• [SET PROBLEM] Write every line of the material out exactly as shown.

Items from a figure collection
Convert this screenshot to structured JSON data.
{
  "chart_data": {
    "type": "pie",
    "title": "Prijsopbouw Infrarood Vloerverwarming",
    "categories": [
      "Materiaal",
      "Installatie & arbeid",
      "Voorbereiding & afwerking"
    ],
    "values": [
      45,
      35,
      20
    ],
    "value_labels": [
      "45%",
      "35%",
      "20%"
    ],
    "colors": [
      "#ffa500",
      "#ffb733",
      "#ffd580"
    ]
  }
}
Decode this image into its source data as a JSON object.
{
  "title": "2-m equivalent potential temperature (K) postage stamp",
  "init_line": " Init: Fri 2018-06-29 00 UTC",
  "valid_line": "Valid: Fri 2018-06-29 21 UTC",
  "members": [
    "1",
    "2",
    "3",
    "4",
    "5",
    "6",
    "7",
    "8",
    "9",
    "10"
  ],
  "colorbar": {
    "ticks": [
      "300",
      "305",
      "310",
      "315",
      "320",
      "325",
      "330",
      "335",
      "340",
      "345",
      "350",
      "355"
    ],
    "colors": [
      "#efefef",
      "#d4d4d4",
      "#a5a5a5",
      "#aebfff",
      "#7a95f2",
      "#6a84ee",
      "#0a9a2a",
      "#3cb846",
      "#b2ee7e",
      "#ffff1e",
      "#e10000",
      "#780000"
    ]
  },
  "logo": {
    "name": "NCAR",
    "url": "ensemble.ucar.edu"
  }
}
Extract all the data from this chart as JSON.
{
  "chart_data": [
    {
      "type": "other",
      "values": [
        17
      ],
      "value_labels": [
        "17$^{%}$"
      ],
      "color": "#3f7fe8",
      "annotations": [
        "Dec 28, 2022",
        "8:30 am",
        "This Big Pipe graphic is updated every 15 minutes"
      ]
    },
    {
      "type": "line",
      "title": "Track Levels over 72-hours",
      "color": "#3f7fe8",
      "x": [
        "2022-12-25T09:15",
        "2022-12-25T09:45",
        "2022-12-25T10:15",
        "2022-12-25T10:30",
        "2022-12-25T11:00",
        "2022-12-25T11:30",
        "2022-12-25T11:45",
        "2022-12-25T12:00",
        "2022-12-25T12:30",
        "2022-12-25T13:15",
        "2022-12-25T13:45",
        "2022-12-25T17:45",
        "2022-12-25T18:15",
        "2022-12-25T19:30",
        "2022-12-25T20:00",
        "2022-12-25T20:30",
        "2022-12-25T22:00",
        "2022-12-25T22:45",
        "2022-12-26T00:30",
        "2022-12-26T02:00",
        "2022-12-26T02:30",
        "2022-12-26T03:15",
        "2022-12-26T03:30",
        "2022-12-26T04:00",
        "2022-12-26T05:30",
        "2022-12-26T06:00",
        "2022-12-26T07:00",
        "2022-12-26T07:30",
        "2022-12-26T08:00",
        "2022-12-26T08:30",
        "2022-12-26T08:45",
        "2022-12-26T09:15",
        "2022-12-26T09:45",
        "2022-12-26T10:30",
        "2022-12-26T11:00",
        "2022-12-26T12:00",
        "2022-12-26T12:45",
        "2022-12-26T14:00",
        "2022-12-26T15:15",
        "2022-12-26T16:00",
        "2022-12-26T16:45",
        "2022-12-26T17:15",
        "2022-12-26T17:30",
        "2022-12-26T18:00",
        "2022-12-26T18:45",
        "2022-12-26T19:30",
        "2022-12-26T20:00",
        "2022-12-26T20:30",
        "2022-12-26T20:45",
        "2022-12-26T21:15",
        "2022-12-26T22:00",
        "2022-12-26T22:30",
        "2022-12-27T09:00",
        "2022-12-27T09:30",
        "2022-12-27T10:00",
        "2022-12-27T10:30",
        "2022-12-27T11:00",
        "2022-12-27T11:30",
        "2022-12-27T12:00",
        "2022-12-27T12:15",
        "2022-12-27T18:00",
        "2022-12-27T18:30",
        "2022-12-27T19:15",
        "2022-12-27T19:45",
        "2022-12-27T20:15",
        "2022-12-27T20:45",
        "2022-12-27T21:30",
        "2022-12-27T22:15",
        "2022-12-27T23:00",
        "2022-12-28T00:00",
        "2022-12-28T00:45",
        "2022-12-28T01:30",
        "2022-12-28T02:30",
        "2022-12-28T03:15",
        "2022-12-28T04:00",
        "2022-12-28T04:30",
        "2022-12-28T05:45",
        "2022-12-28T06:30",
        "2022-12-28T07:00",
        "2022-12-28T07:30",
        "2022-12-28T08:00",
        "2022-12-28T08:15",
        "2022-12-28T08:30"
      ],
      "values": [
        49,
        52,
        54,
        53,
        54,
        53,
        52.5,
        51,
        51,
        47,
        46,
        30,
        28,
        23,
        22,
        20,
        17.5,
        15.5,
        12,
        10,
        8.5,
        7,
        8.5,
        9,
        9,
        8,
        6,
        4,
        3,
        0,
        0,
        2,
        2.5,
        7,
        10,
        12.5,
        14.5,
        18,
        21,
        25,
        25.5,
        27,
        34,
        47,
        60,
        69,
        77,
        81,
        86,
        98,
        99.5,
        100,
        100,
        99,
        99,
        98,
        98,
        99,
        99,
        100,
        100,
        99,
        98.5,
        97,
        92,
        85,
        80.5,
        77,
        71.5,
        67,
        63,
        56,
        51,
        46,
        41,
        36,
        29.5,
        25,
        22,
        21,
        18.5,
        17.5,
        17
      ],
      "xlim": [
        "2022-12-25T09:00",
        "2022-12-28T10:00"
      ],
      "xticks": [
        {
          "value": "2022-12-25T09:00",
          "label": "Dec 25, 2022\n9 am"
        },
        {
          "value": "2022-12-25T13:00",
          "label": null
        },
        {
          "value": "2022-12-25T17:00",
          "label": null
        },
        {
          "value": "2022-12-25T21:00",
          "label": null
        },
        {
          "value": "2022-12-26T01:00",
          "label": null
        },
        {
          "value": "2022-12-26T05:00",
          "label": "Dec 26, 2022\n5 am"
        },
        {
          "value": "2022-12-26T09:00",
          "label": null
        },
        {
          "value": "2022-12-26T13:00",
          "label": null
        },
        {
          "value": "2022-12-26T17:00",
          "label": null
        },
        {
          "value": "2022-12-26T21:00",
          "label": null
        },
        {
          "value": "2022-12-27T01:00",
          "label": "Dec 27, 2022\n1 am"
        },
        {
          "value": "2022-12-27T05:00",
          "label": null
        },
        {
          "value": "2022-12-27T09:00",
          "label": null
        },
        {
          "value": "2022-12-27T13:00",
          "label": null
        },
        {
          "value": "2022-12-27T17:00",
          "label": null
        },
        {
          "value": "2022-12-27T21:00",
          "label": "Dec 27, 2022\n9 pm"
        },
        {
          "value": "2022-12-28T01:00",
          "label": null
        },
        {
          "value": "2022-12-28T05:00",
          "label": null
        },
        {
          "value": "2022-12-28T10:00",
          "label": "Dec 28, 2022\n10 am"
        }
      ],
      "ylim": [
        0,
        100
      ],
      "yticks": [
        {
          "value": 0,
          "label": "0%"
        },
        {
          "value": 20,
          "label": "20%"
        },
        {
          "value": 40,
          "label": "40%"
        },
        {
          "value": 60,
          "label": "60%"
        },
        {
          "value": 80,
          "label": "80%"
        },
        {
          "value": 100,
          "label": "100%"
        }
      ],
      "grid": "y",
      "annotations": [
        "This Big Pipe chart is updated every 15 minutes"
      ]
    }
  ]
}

• [TASK SOLUTION]
Convert this screenshot to structured JSON data.
{
  "chart_data": {
    "type": "pie",
    "title": "Prijsopbouw Infrarood Vloerverwarming",
    "categories": [
      "Materiaal",
      "Installatie & arbeid",
      "Voorbereiding & afwerking"
    ],
    "values": [
      45,
      35,
      20
    ],
    "value_labels": [
      "45%",
      "35%",
      "20%"
    ],
    "colors": [
      "#ffa500",
      "#ffb733",
      "#ffd580"
    ]
  }
}
Decode this image into its source data as a JSON object.
{
  "title": "2-m equivalent potential temperature (K) postage stamp",
  "init_line": " Init: Fri 2018-06-29 00 UTC",
  "valid_line": "Valid: Fri 2018-06-29 21 UTC",
  "members": [
    "1",
    "2",
    "3",
    "4",
    "5",
    "6",
    "7",
    "8",
    "9",
    "10"
  ],
  "colorbar": {
    "ticks": [
      "300",
      "305",
      "310",
      "315",
      "320",
      "325",
      "330",
      "335",
      "340",
      "345",
      "350",
      "355"
    ],
    "colors": [
      "#efefef",
      "#d4d4d4",
      "#a5a5a5",
      "#aebfff",
      "#7a95f2",
      "#6a84ee",
      "#0a9a2a",
      "#3cb846",
      "#b2ee7e",
      "#ffff1e",
      "#e10000",
      "#780000"
    ]
  },
  "logo": {
    "name": "NCAR",
    "url": "ensemble.ucar.edu"
  }
}
Extract all the data from this chart as JSON.
{
  "chart_data": [
    {
      "type": "other",
      "values": [
        17
      ],
      "value_labels": [
        "17$^{%}$"
      ],
      "color": "#3f7fe8",
      "annotations": [
        "Dec 28, 2022",
        "8:30 am",
        "This Big Pipe graphic is updated every 15 minutes"
      ]
    },
    {
      "type": "line",
      "title": "Track Levels over 72-hours",
      "color": "#3f7fe8",
      "x": [
        "2022-12-25T09:15",
        "2022-12-25T09:45",
        "2022-12-25T10:15",
        "2022-12-25T10:30",
        "2022-12-25T11:00",
        "2022-12-25T11:30",
        "2022-12-25T11:45",
        "2022-12-25T12:00",
        "2022-12-25T12:30",
        "2022-12-25T13:15",
        "2022-12-25T13:45",
        "2022-12-25T17:45",
        "2022-12-25T18:15",
        "2022-12-25T19:30",
        "2022-12-25T20:00",
        "2022-12-25T20:30",
        "2022-12-25T22:00",
        "2022-12-25T22:45",
        "2022-12-26T00:30",
        "2022-12-26T02:00",
        "2022-12-26T02:30",
        "2022-12-26T03:15",
        "2022-12-26T03:30",
        "2022-12-26T04:00",
        "2022-12-26T05:30",
        "2022-12-26T06:00",
        "2022-12-26T07:00",
        "2022-12-26T07:30",
        "2022-12-26T08:00",
        "2022-12-26T08:30",
        "2022-12-26T08:45",
        "2022-12-26T09:15",
        "2022-12-26T09:45",
        "2022-12-26T10:30",
        "2022-12-26T11:00",
        "2022-12-26T12:00",
        "2022-12-26T12:45",
        "2022-12-26T14:00",
        "2022-12-26T15:15",
        "2022-12-26T16:00",
        "2022-12-26T16:45",
        "2022-12-26T17:15",
        "2022-12-26T17:30",
        "2022-12-26T18:00",
        "2022-12-26T18:45",
        "2022-12-26T19:30",
        "2022-12-26T20:00",
        "2022-12-26T20:30",
        "2022-12-26T20:45",
        "2022-12-26T21:15",
        "2022-12-26T22:00",
        "2022-12-26T22:30",
        "2022-12-27T09:00",
        "2022-12-27T09:30",
        "2022-12-27T10:00",
        "2022-12-27T10:30",
        "2022-12-27T11:00",
        "2022-12-27T11:30",
        "2022-12-27T12:00",
        "2022-12-27T12:15",
        "2022-12-27T18:00",
        "2022-12-27T18:30",
        "2022-12-27T19:15",
        "2022-12-27T19:45",
        "2022-12-27T20:15",
        "2022-12-27T20:45",
        "2022-12-27T21:30",
        "2022-12-27T22:15",
        "2022-12-27T23:00",
        "2022-12-28T00:00",
        "2022-12-28T00:45",
        "2022-12-28T01:30",
        "2022-12-28T02:30",
        "2022-12-28T03:15",
        "2022-12-28T04:00",
        "2022-12-28T04:30",
        "2022-12-28T05:45",
        "2022-12-28T06:30",
        "2022-12-28T07:00",
        "2022-12-28T07:30",
        "2022-12-28T08:00",
        "2022-12-28T08:15",
        "2022-12-28T08:30"
      ],
      "values": [
        49,
        52,
        54,
        53,
        54,
        53,
        52.5,
        51,
        51,
        47,
        46,
        30,
        28,
        23,
        22,
        20,
        17.5,
        15.5,
        12,
        10,
        8.5,
        7,
        8.5,
        9,
        9,
        8,
        6,
        4,
        3,
        0,
        0,
        2,
        2.5,
        7,
        10,
        12.5,
        14.5,
        18,
        21,
        25,
        25.5,
        27,
        34,
        47,
        60,
        69,
        77,
        81,
        86,
        98,
        99.5,
        100,
        100,
        99,
        99,
        98,
        98,
        99,
        99,
        100,
        100,
        99,
        98.5,
        97,
        92,
        85,
        80.5,
        77,
        71.5,
        67,
        63,
        56,
        51,
        46,
        41,
        36,
        29.5,
        25,
        22,
        21,
        18.5,
        17.5,
        17
      ],
      "xlim": [
        "2022-12-25T09:00",
        "2022-12-28T10:00"
      ],
      "xticks": [
        {
          "value": "2022-12-25T09:00",
          "label": "Dec 25, 2022\n9 am"
        },
        {
          "value": "2022-12-25T13:00",
          "label": null
        },
        {
          "value": "2022-12-25T17:00",
          "label": null
        },
        {
          "value": "2022-12-25T21:00",
          "label": null
        },
        {
          "value": "2022-12-26T01:00",
          "label": null
        },
        {
          "value": "2022-12-26T05:00",
          "label": "Dec 26, 2022\n5 am"
        },
        {
          "value": "2022-12-26T09:00",
          "label": null
        },
        {
          "value": "2022-12-26T13:00",
          "label": null
        },
        {
          "value": "2022-12-26T17:00",
          "label": null
        },
        {
          "value": "2022-12-26T21:00",
          "label": null
        },
        {
          "value": "2022-12-27T01:00",
          "label": "Dec 27, 2022\n1 am"
        },
        {
          "value": "2022-12-27T05:00",
          "label": null
        },
        {
          "value": "2022-12-27T09:00",
          "label": null
        },
        {
          "value": "2022-12-27T13:00",
          "label": null
        },
        {
          "value": "2022-12-27T17:00",
          "label": null
        },
        {
          "value": "2022-12-27T21:00",
          "label": "Dec 27, 2022\n9 pm"
        },
        {
          "value": "2022-12-28T01:00",
          "label": null
        },
        {
          "value": "2022-12-28T05:00",
          "label": null
        },
        {
          "value": "2022-12-28T10:00",
          "label": "Dec 28, 2022\n10 am"
        }
      ],
      "ylim": [
        0,
        100
      ],
      "yticks": [
        {
          "value": 0,
          "label": "0%"
        },
        {
          "value": 20,
          "label": "20%"
        },
        {
          "value": 40,
          "label": "40%"
        },
        {
          "value": 60,
          "label": "60%"
        },
        {
          "value": 80,
          "label": "80%"
        },
        {
          "value": 100,
          "label": "100%"
        }
      ],
      "grid": "y",
      "annotations": [
        "This Big Pipe chart is updated every 15 minutes"
      ]
    }
  ]
}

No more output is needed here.